In the records below, find each line with the word "What" and copy it.

-*-*-

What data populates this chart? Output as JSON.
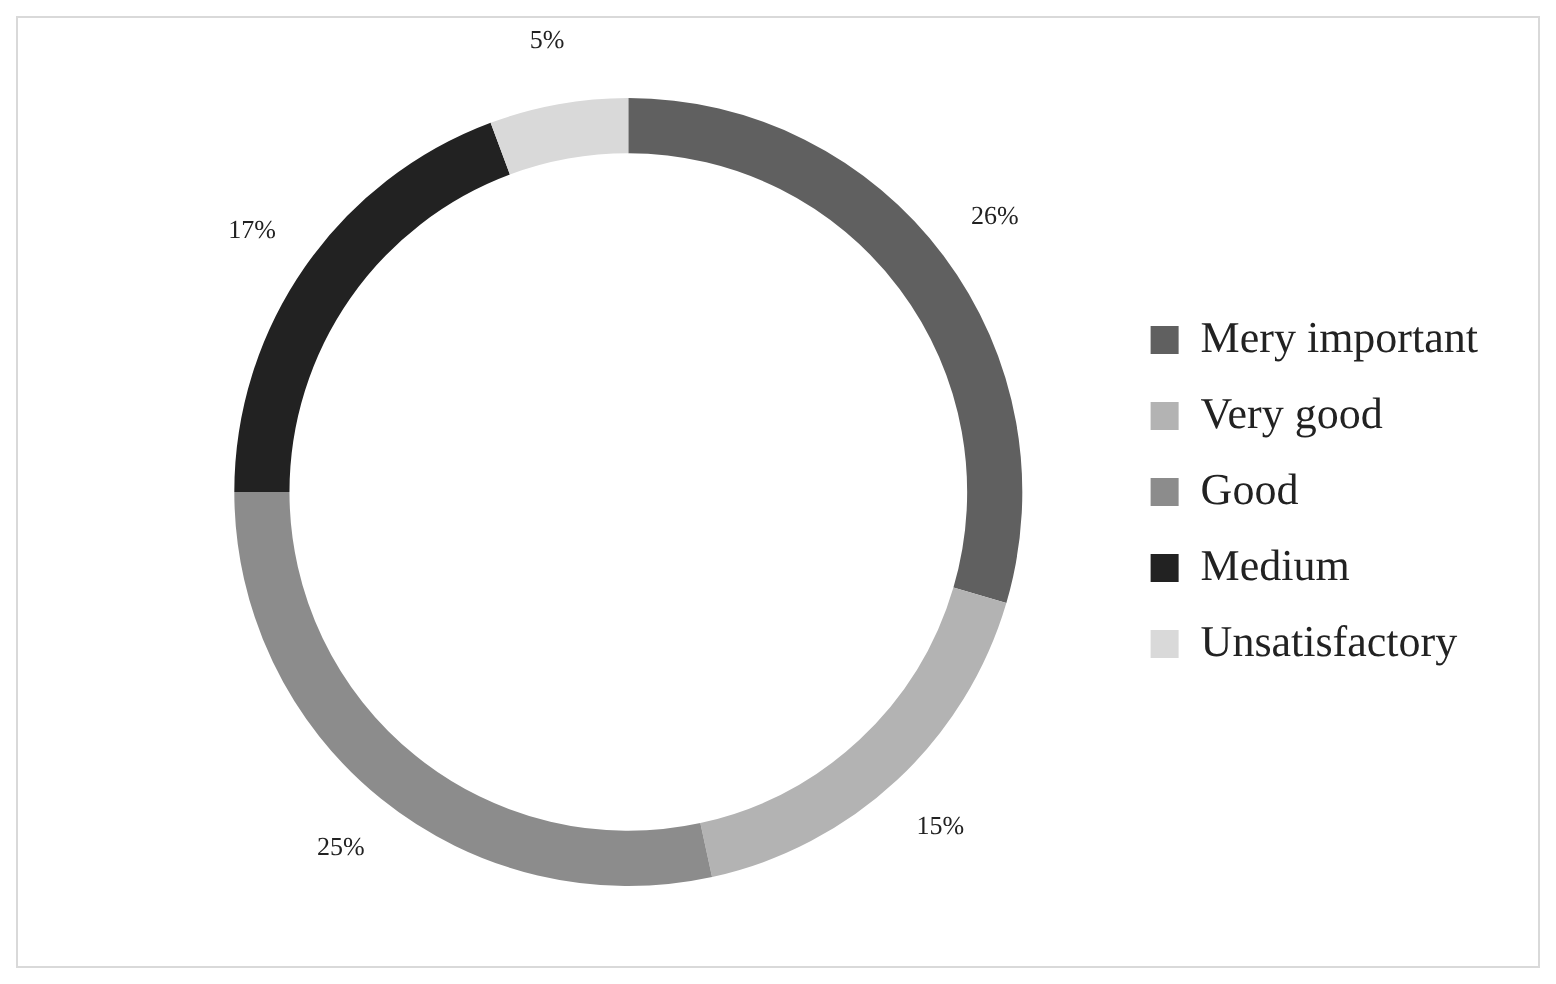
{
  "chart_data": {
    "type": "donut",
    "categories": [
      "Mery important",
      "Very good",
      "Good",
      "Medium",
      "Unsatisfactory"
    ],
    "values": [
      26,
      15,
      25,
      17,
      5
    ],
    "colors": [
      "#606060",
      "#b3b3b3",
      "#8c8c8c",
      "#222222",
      "#d9d9d9"
    ],
    "value_labels": [
      "26%",
      "15%",
      "25%",
      "17%",
      "5%"
    ],
    "legend": "right"
  }
}
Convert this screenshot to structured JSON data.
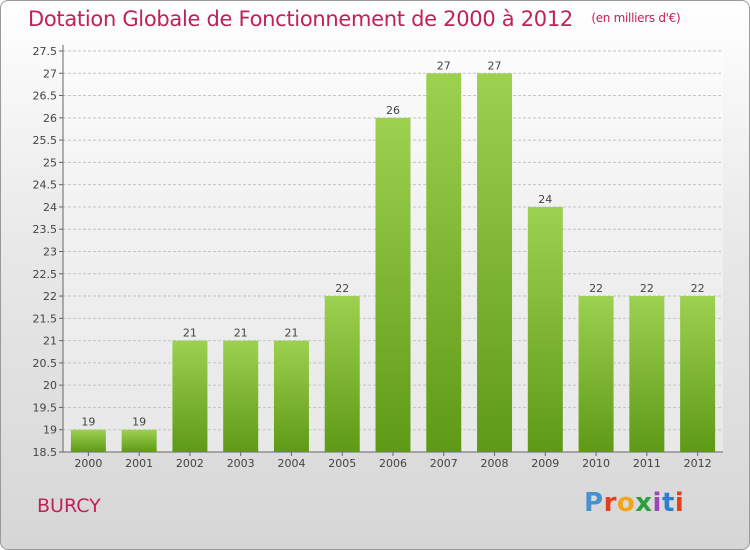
{
  "header": {
    "title": "Dotation Globale de Fonctionnement de 2000 à 2012",
    "subtitle": "(en milliers d'€)"
  },
  "footer": {
    "commune": "BURCY",
    "logo_letters": [
      "P",
      "r",
      "o",
      "x",
      "i",
      "t",
      "i"
    ]
  },
  "colors": {
    "title": "#c0215a",
    "bar_top": "#9dd150",
    "bar_bottom": "#5e9a16",
    "logo": [
      "#4a8fd0",
      "#e2401c",
      "#f1a51b",
      "#2ba040",
      "#9a47b5",
      "#2f7fce",
      "#e2401c"
    ]
  },
  "chart_data": {
    "type": "bar",
    "categories": [
      "2000",
      "2001",
      "2002",
      "2003",
      "2004",
      "2005",
      "2006",
      "2007",
      "2008",
      "2009",
      "2010",
      "2011",
      "2012"
    ],
    "values": [
      19,
      19,
      21,
      21,
      21,
      22,
      26,
      27,
      27,
      24,
      22,
      22,
      22
    ],
    "data_labels": [
      "19",
      "19",
      "21",
      "21",
      "21",
      "22",
      "26",
      "27",
      "27",
      "24",
      "22",
      "22",
      "22"
    ],
    "title": "Dotation Globale de Fonctionnement de 2000 à 2012",
    "ylim": [
      18.5,
      27.5
    ],
    "yticks": [
      "18.5",
      "19",
      "19.5",
      "20",
      "20.5",
      "21",
      "21.5",
      "22",
      "22.5",
      "23",
      "23.5",
      "24",
      "24.5",
      "25",
      "25.5",
      "26",
      "26.5",
      "27",
      "27.5"
    ],
    "grid": true
  }
}
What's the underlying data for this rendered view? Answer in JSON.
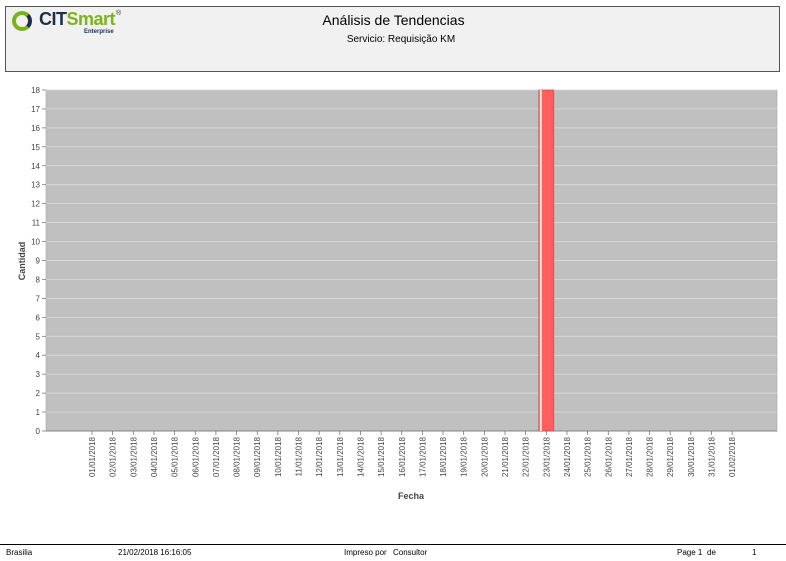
{
  "header": {
    "logo_main": "CIT",
    "logo_accent": "Smart",
    "logo_reg": "®",
    "logo_sub": "Enterprise",
    "title": "Análisis de Tendencias",
    "subtitle": "Servicio: Requisição KM"
  },
  "chart_data": {
    "type": "bar",
    "title": "",
    "xlabel": "Fecha",
    "ylabel": "Cantidad",
    "ylim": [
      0,
      18
    ],
    "yticks": [
      0,
      1,
      2,
      3,
      4,
      5,
      6,
      7,
      8,
      9,
      10,
      11,
      12,
      13,
      14,
      15,
      16,
      17,
      18
    ],
    "grid": true,
    "categories": [
      "01/01/2018",
      "02/01/2018",
      "03/01/2018",
      "04/01/2018",
      "05/01/2018",
      "06/01/2018",
      "07/01/2018",
      "08/01/2018",
      "09/01/2018",
      "10/01/2018",
      "11/01/2018",
      "12/01/2018",
      "13/01/2018",
      "14/01/2018",
      "15/01/2018",
      "16/01/2018",
      "17/01/2018",
      "18/01/2018",
      "19/01/2018",
      "20/01/2018",
      "21/01/2018",
      "22/01/2018",
      "23/01/2018",
      "24/01/2018",
      "25/01/2018",
      "26/01/2018",
      "27/01/2018",
      "28/01/2018",
      "29/01/2018",
      "30/01/2018",
      "31/01/2018",
      "01/02/2018"
    ],
    "series": [
      {
        "name": "Cantidad",
        "color": "#ff5f5f",
        "values": [
          0,
          0,
          0,
          0,
          0,
          0,
          0,
          0,
          0,
          0,
          0,
          0,
          0,
          0,
          0,
          0,
          0,
          0,
          0,
          0,
          0,
          0,
          18,
          0,
          0,
          0,
          0,
          0,
          0,
          0,
          0,
          0
        ]
      }
    ],
    "plot_background": "#c0c0c0"
  },
  "footer": {
    "location": "Brasilia",
    "datetime": "21/02/2018 16:16:05",
    "printed_by_label": "Impreso por",
    "printed_by_user": "Consultor",
    "page_label": "Page 1",
    "page_of": "de",
    "page_total": "1"
  }
}
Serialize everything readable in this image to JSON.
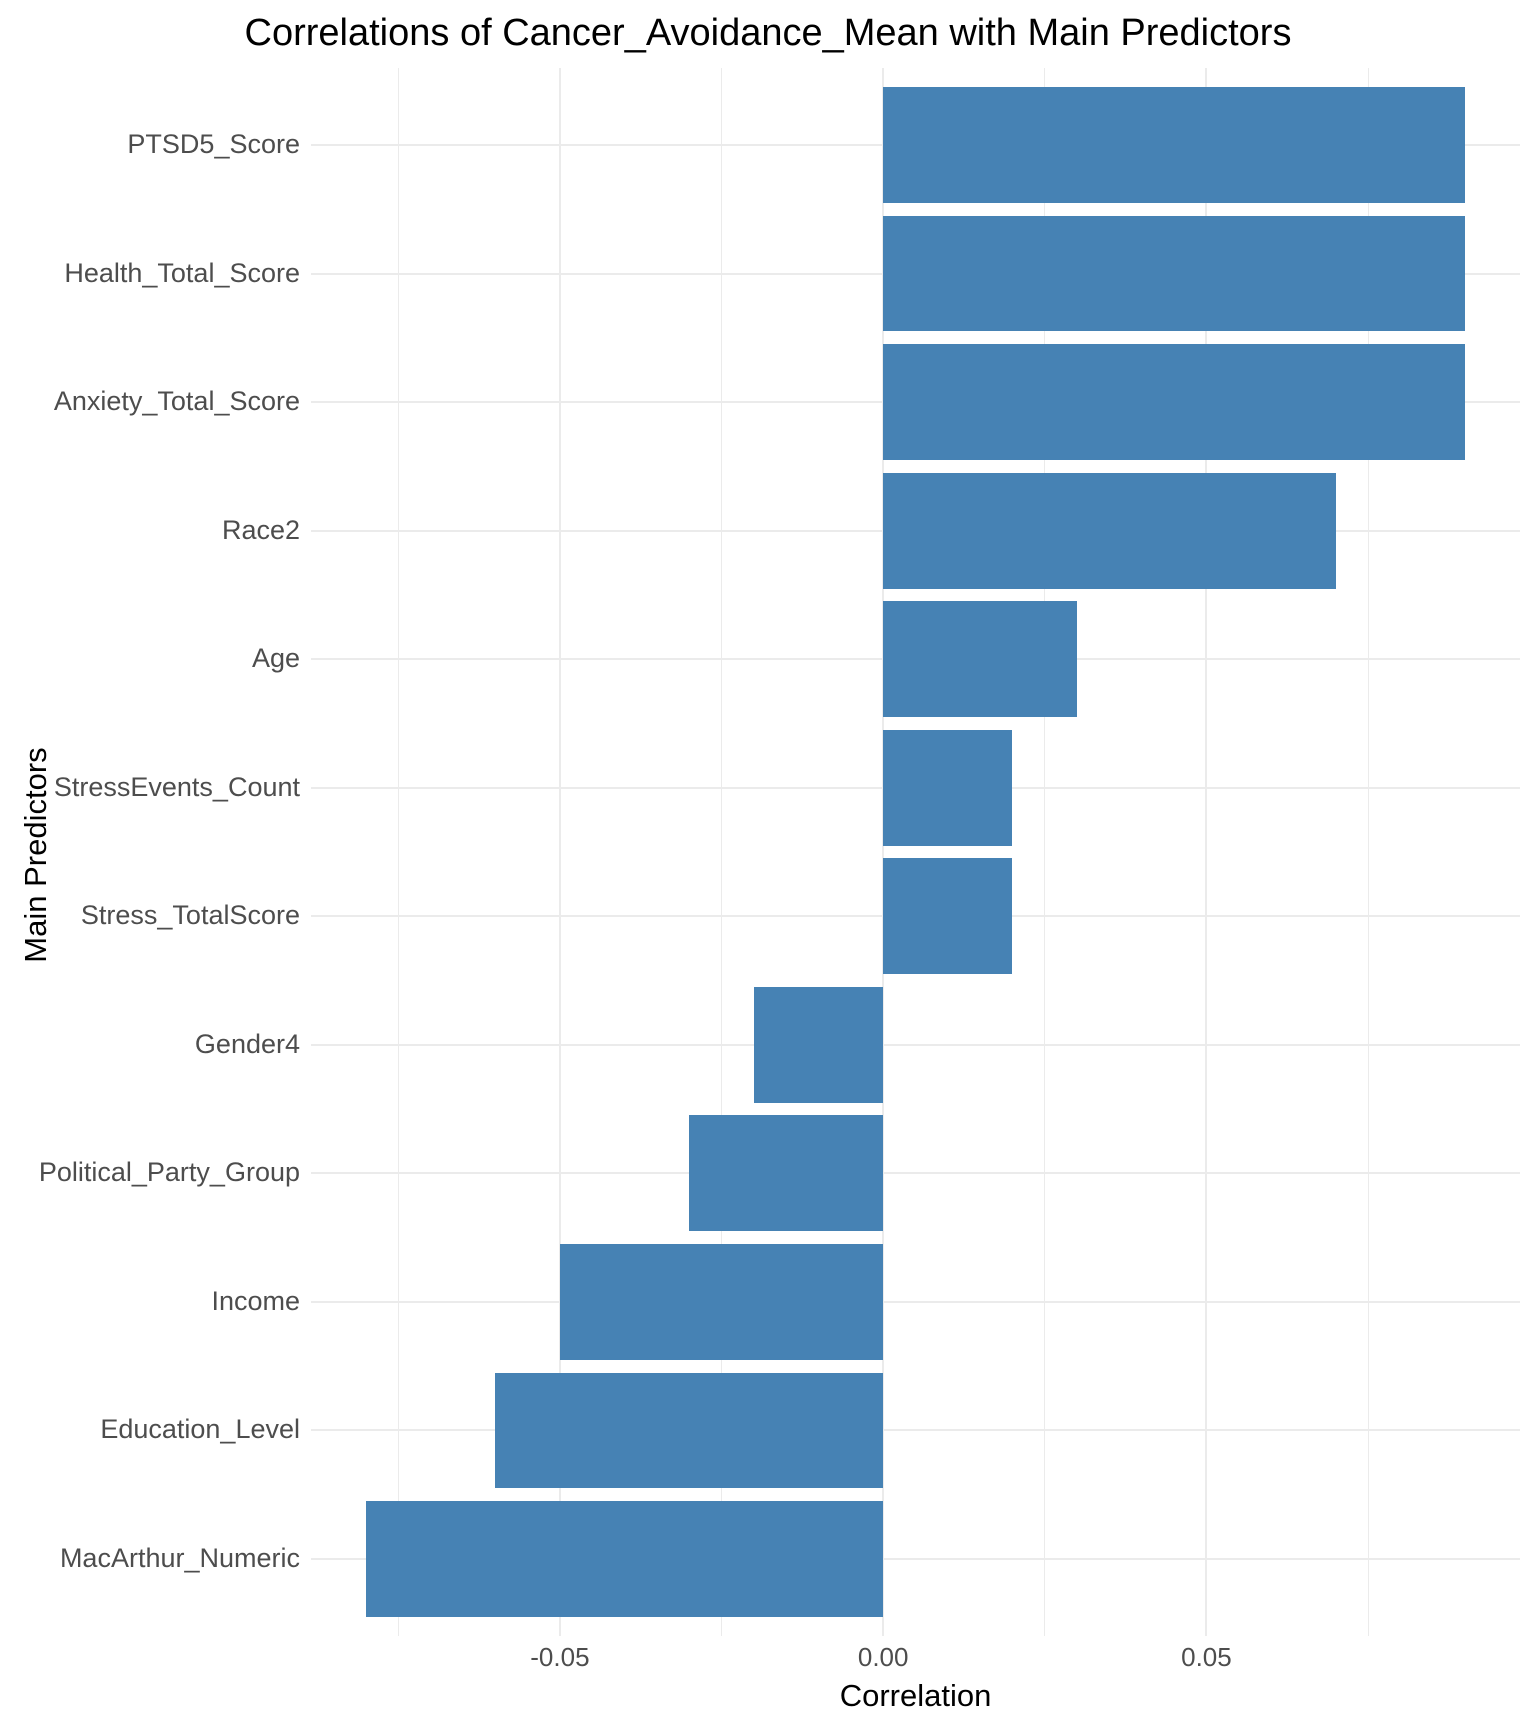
{
  "chart_data": {
    "type": "bar",
    "orientation": "horizontal",
    "title": "Correlations of Cancer_Avoidance_Mean with Main Predictors",
    "xlabel": "Correlation",
    "ylabel": "Main Predictors",
    "categories": [
      "PTSD5_Score",
      "Health_Total_Score",
      "Anxiety_Total_Score",
      "Race2",
      "Age",
      "StressEvents_Count",
      "Stress_TotalScore",
      "Gender4",
      "Political_Party_Group",
      "Income",
      "Education_Level",
      "MacArthur_Numeric"
    ],
    "values": [
      0.09,
      0.09,
      0.09,
      0.07,
      0.03,
      0.02,
      0.02,
      -0.02,
      -0.03,
      -0.05,
      -0.06,
      -0.08
    ],
    "xlim": [
      -0.0885,
      0.0985
    ],
    "x_major_ticks": [
      -0.05,
      0.0,
      0.05
    ],
    "x_tick_labels": [
      "-0.05",
      "0.00",
      "0.05"
    ],
    "x_minor_ticks": [
      -0.075,
      -0.025,
      0.025,
      0.075
    ],
    "grid": true,
    "legend_position": "none",
    "colors": {
      "bar": "#4682b4",
      "grid_major": "#ebebeb",
      "grid_minor": "#ebebeb",
      "tick_text": "#4d4d4d",
      "title_text": "#000000",
      "background": "#ffffff"
    }
  }
}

-*-*-

## RESPONSE TO THIS TASK
What data populates this chart? Output as JSON.
What's the underlying data for this rendered view? Answer in JSON.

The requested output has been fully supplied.